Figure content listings
###

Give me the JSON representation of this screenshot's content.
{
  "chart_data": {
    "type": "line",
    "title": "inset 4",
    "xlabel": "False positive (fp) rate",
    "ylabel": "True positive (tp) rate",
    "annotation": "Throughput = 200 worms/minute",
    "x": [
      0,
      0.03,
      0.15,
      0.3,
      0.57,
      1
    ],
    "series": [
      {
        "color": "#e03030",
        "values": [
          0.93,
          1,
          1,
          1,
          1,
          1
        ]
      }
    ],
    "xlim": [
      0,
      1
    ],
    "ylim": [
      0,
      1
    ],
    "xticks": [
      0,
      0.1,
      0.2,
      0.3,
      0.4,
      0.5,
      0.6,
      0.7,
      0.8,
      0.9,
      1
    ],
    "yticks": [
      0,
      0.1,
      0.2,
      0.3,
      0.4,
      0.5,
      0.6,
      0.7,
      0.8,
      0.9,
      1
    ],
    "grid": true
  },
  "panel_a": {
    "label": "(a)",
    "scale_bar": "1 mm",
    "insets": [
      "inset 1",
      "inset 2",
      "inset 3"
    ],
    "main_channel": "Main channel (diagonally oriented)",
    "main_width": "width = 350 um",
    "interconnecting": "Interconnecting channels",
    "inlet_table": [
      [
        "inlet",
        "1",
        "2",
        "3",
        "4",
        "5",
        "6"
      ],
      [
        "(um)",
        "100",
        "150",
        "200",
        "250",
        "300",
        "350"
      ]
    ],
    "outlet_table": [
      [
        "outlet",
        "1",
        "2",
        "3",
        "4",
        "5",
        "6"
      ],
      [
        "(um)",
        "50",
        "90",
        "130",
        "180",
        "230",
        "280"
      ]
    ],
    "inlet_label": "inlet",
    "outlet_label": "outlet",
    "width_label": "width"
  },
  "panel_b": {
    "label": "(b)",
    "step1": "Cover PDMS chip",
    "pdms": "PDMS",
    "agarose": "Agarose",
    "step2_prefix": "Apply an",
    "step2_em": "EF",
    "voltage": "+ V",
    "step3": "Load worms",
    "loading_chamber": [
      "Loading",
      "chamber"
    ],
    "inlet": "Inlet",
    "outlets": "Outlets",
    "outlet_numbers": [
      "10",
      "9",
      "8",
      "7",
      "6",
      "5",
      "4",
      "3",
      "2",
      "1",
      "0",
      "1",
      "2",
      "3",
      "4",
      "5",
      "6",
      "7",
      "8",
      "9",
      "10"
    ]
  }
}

###

▶ [What to produce]
Extract each entry in full, exactly as given.

▶ [Solution below]
Give me the JSON representation of this screenshot's content.
{
  "chart_data": {
    "type": "line",
    "title": "inset 4",
    "xlabel": "False positive (fp) rate",
    "ylabel": "True positive (tp) rate",
    "annotation": "Throughput = 200 worms/minute",
    "x": [
      0,
      0.03,
      0.15,
      0.3,
      0.57,
      1
    ],
    "series": [
      {
        "color": "#e03030",
        "values": [
          0.93,
          1,
          1,
          1,
          1,
          1
        ]
      }
    ],
    "xlim": [
      0,
      1
    ],
    "ylim": [
      0,
      1
    ],
    "xticks": [
      0,
      0.1,
      0.2,
      0.3,
      0.4,
      0.5,
      0.6,
      0.7,
      0.8,
      0.9,
      1
    ],
    "yticks": [
      0,
      0.1,
      0.2,
      0.3,
      0.4,
      0.5,
      0.6,
      0.7,
      0.8,
      0.9,
      1
    ],
    "grid": true
  },
  "panel_a": {
    "label": "(a)",
    "scale_bar": "1 mm",
    "insets": [
      "inset 1",
      "inset 2",
      "inset 3"
    ],
    "main_channel": "Main channel (diagonally oriented)",
    "main_width": "width = 350 um",
    "interconnecting": "Interconnecting channels",
    "inlet_table": [
      [
        "inlet",
        "1",
        "2",
        "3",
        "4",
        "5",
        "6"
      ],
      [
        "(um)",
        "100",
        "150",
        "200",
        "250",
        "300",
        "350"
      ]
    ],
    "outlet_table": [
      [
        "outlet",
        "1",
        "2",
        "3",
        "4",
        "5",
        "6"
      ],
      [
        "(um)",
        "50",
        "90",
        "130",
        "180",
        "230",
        "280"
      ]
    ],
    "inlet_label": "inlet",
    "outlet_label": "outlet",
    "width_label": "width"
  },
  "panel_b": {
    "label": "(b)",
    "step1": "Cover PDMS chip",
    "pdms": "PDMS",
    "agarose": "Agarose",
    "step2_prefix": "Apply an",
    "step2_em": "EF",
    "voltage": "+ V",
    "step3": "Load worms",
    "loading_chamber": [
      "Loading",
      "chamber"
    ],
    "inlet": "Inlet",
    "outlets": "Outlets",
    "outlet_numbers": [
      "10",
      "9",
      "8",
      "7",
      "6",
      "5",
      "4",
      "3",
      "2",
      "1",
      "0",
      "1",
      "2",
      "3",
      "4",
      "5",
      "6",
      "7",
      "8",
      "9",
      "10"
    ]
  }
}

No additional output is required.